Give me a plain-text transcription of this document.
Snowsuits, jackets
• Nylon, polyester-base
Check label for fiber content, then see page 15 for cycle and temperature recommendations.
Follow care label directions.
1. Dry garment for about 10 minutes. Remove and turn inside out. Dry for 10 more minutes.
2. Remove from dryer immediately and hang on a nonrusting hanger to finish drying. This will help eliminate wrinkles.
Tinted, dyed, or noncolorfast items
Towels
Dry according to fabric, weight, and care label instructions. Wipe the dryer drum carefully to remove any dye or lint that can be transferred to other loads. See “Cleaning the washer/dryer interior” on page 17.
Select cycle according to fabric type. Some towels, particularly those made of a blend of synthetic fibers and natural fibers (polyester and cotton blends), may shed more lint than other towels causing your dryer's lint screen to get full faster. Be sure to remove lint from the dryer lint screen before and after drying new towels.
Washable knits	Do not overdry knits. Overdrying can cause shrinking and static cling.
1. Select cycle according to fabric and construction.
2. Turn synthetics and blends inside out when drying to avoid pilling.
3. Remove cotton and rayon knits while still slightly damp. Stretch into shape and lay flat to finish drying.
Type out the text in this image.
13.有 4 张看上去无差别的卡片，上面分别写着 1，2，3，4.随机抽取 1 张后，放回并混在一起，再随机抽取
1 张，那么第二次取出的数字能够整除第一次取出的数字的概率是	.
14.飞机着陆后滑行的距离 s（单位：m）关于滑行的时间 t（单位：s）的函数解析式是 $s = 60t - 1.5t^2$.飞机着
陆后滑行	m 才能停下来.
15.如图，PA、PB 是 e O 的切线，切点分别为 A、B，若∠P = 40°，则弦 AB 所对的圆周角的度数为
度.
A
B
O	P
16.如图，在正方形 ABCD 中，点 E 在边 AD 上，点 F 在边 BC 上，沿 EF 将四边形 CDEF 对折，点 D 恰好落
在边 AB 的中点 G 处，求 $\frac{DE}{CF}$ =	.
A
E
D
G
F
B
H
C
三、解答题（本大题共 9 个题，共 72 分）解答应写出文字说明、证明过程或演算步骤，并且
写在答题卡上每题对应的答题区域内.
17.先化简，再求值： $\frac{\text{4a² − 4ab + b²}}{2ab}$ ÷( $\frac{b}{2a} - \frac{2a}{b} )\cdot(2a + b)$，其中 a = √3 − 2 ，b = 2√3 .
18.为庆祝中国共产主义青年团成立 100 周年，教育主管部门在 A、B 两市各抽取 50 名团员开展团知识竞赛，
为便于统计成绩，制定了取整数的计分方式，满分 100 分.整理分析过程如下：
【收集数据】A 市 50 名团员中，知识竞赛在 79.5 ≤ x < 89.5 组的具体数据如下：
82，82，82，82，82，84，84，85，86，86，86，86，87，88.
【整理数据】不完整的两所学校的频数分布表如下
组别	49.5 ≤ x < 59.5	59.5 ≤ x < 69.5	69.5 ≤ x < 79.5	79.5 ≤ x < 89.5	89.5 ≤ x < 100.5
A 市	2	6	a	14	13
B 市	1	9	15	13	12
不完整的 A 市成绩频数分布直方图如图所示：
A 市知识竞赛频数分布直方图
────────
• _Directions for this task_:
Return all of the entries exactly as they were supplied.

• _Result for this exercise_:
Give me a plain-text transcription of this document.
Snowsuits, jackets
• Nylon, polyester-base
Check label for fiber content, then see page 15 for cycle and temperature recommendations.
Follow care label directions.
1. Dry garment for about 10 minutes. Remove and turn inside out. Dry for 10 more minutes.
2. Remove from dryer immediately and hang on a nonrusting hanger to finish drying. This will help eliminate wrinkles.
Tinted, dyed, or noncolorfast items
Towels
Dry according to fabric, weight, and care label instructions. Wipe the dryer drum carefully to remove any dye or lint that can be transferred to other loads. See “Cleaning the washer/dryer interior” on page 17.
Select cycle according to fabric type. Some towels, particularly those made of a blend of synthetic fibers and natural fibers (polyester and cotton blends), may shed more lint than other towels causing your dryer's lint screen to get full faster. Be sure to remove lint from the dryer lint screen before and after drying new towels.
Washable knits	Do not overdry knits. Overdrying can cause shrinking and static cling.
1. Select cycle according to fabric and construction.
2. Turn synthetics and blends inside out when drying to avoid pilling.
3. Remove cotton and rayon knits while still slightly damp. Stretch into shape and lay flat to finish drying.
Type out the text in this image.
13.有 4 张看上去无差别的卡片，上面分别写着 1，2，3，4.随机抽取 1 张后，放回并混在一起，再随机抽取
1 张，那么第二次取出的数字能够整除第一次取出的数字的概率是	.
14.飞机着陆后滑行的距离 s（单位：m）关于滑行的时间 t（单位：s）的函数解析式是 $s = 60t - 1.5t^2$.飞机着
陆后滑行	m 才能停下来.
15.如图，PA、PB 是 e O 的切线，切点分别为 A、B，若∠P = 40°，则弦 AB 所对的圆周角的度数为
度.
A
B
O	P
16.如图，在正方形 ABCD 中，点 E 在边 AD 上，点 F 在边 BC 上，沿 EF 将四边形 CDEF 对折，点 D 恰好落
在边 AB 的中点 G 处，求 $\frac{DE}{CF}$ =	.
A
E
D
G
F
B
H
C
三、解答题（本大题共 9 个题，共 72 分）解答应写出文字说明、证明过程或演算步骤，并且
写在答题卡上每题对应的答题区域内.
17.先化简，再求值： $\frac{\text{4a² − 4ab + b²}}{2ab}$ ÷( $\frac{b}{2a} - \frac{2a}{b} )\cdot(2a + b)$，其中 a = √3 − 2 ，b = 2√3 .
18.为庆祝中国共产主义青年团成立 100 周年，教育主管部门在 A、B 两市各抽取 50 名团员开展团知识竞赛，
为便于统计成绩，制定了取整数的计分方式，满分 100 分.整理分析过程如下：
【收集数据】A 市 50 名团员中，知识竞赛在 79.5 ≤ x < 89.5 组的具体数据如下：
82，82，82，82，82，84，84，85，86，86，86，86，87，88.
【整理数据】不完整的两所学校的频数分布表如下
组别	49.5 ≤ x < 59.5	59.5 ≤ x < 69.5	69.5 ≤ x < 79.5	79.5 ≤ x < 89.5	89.5 ≤ x < 100.5
A 市	2	6	a	14	13
B 市	1	9	15	13	12
不完整的 A 市成绩频数分布直方图如图所示：
A 市知识竞赛频数分布直方图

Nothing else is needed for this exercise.